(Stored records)
+++++
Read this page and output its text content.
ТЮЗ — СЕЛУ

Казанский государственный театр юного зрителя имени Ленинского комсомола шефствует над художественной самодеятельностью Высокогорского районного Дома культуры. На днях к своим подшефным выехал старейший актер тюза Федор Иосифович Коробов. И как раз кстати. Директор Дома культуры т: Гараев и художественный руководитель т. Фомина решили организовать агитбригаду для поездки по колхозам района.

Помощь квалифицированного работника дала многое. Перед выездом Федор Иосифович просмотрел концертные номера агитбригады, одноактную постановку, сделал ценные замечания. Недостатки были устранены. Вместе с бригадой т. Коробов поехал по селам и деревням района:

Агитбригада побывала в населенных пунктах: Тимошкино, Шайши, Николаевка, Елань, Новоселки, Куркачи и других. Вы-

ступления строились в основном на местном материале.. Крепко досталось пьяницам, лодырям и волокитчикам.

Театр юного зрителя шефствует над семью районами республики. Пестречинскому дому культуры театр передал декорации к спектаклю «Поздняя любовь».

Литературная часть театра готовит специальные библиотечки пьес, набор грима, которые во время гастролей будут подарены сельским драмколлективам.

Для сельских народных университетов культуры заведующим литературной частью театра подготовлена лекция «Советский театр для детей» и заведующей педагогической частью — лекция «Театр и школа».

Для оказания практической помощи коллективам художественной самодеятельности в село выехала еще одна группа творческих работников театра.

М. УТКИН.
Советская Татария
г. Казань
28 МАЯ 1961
+++++
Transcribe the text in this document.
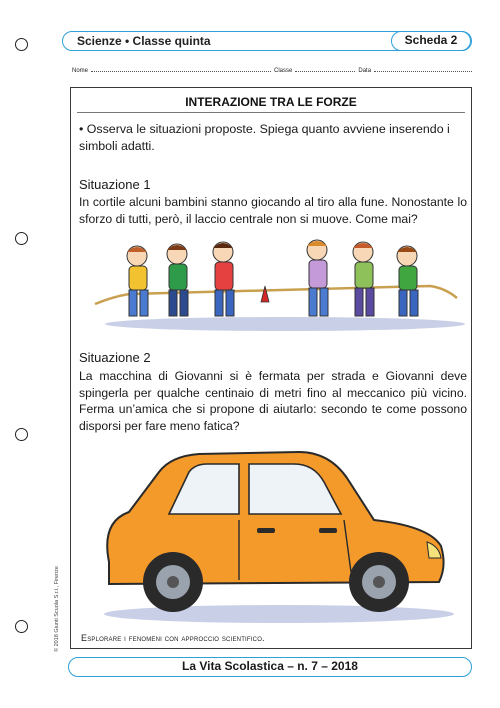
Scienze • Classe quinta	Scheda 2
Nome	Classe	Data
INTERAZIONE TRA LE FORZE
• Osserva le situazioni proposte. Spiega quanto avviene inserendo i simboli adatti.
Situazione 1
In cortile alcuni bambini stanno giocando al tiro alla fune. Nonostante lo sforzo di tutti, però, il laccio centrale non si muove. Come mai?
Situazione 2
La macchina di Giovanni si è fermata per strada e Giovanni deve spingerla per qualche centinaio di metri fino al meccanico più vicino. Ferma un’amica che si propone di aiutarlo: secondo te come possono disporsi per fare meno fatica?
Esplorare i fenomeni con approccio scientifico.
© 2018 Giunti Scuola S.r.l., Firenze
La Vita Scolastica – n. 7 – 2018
+++++
_GIVEN REQUEST_:
In the entries above, locate every line with the word "художественной" and copy it.

_COMPLETED EXERCISE_:
Казанский государственный театр юного зрителя имени Ленинского комсомола шефствует над художественной самодеятельностью Высокогорского районного Дома культуры. На днях к своим подшефным выехал старейший актер тюза Федор Иосифович Коробов. И как раз кстати. Директор Дома культуры т: Гараев и художественный руководитель т. Фомина решили организовать агитбригаду для поездки по колхозам района.
Для оказания практической помощи коллективам художественной самодеятельности в село выехала еще одна группа творческих работников театра.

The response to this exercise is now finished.